── Record excerpts

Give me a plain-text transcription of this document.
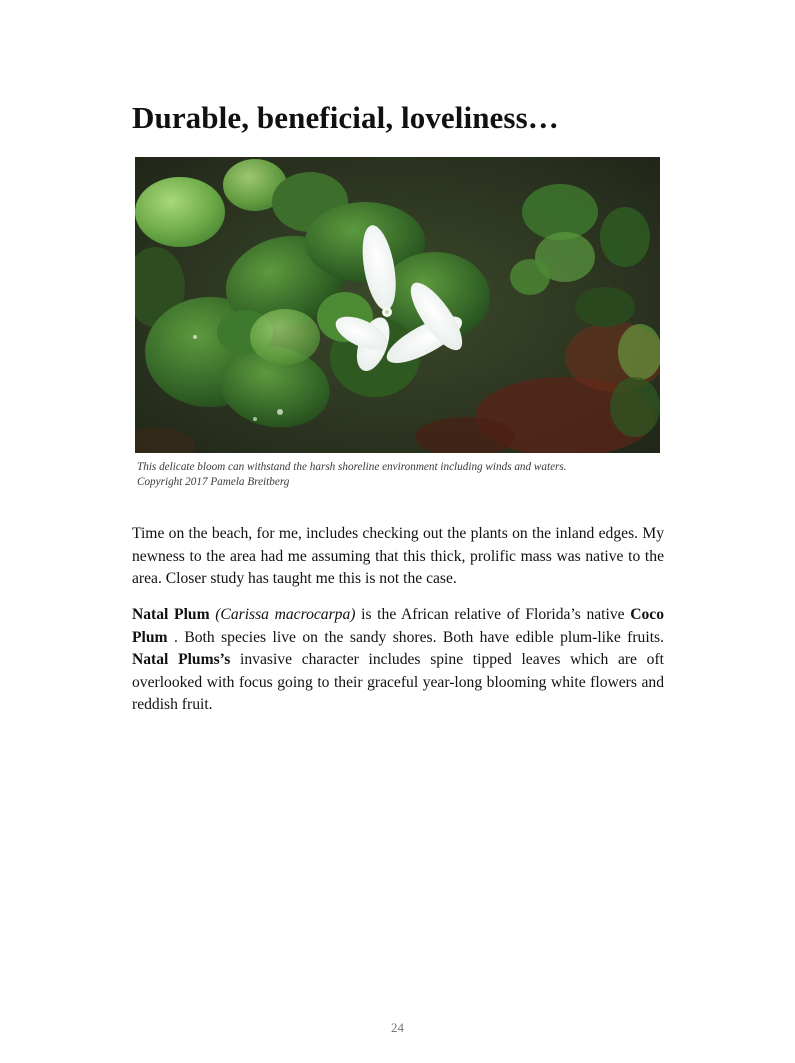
Durable, beneficial, loveliness…
This delicate bloom can withstand the harsh shoreline environment including winds and waters.
Copyright 2017 Pamela Breitberg
Time on the beach, for me, includes checking out the plants on the inland edges. My newness to the area had me assuming that this thick, prolific mass was native to the area. Closer study has taught me this is not the case.
Natal Plum (Carissa macrocarpa) is the African relative of Florida’s native Coco Plum . Both species live on the sandy shores. Both have edible plum-like fruits. Natal Plums’s invasive character includes spine tipped leaves which are oft overlooked with focus going to their graceful year-long blooming white flowers and reddish fruit.
24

────

▸ **Job**: Select every line of the records holding the string "includes".

▸ **Final result**:
Time on the beach, for me, includes checking out the plants on the inland edges. My newness to the area had me assuming that this thick, prolific mass was native to the area. Closer study has taught me this is not the case.
Natal Plum (Carissa macrocarpa) is the African relative of Florida’s native Coco Plum . Both species live on the sandy shores. Both have edible plum-like fruits. Natal Plums’s invasive character includes spine tipped leaves which are oft overlooked with focus going to their graceful year-long blooming white flowers and reddish fruit.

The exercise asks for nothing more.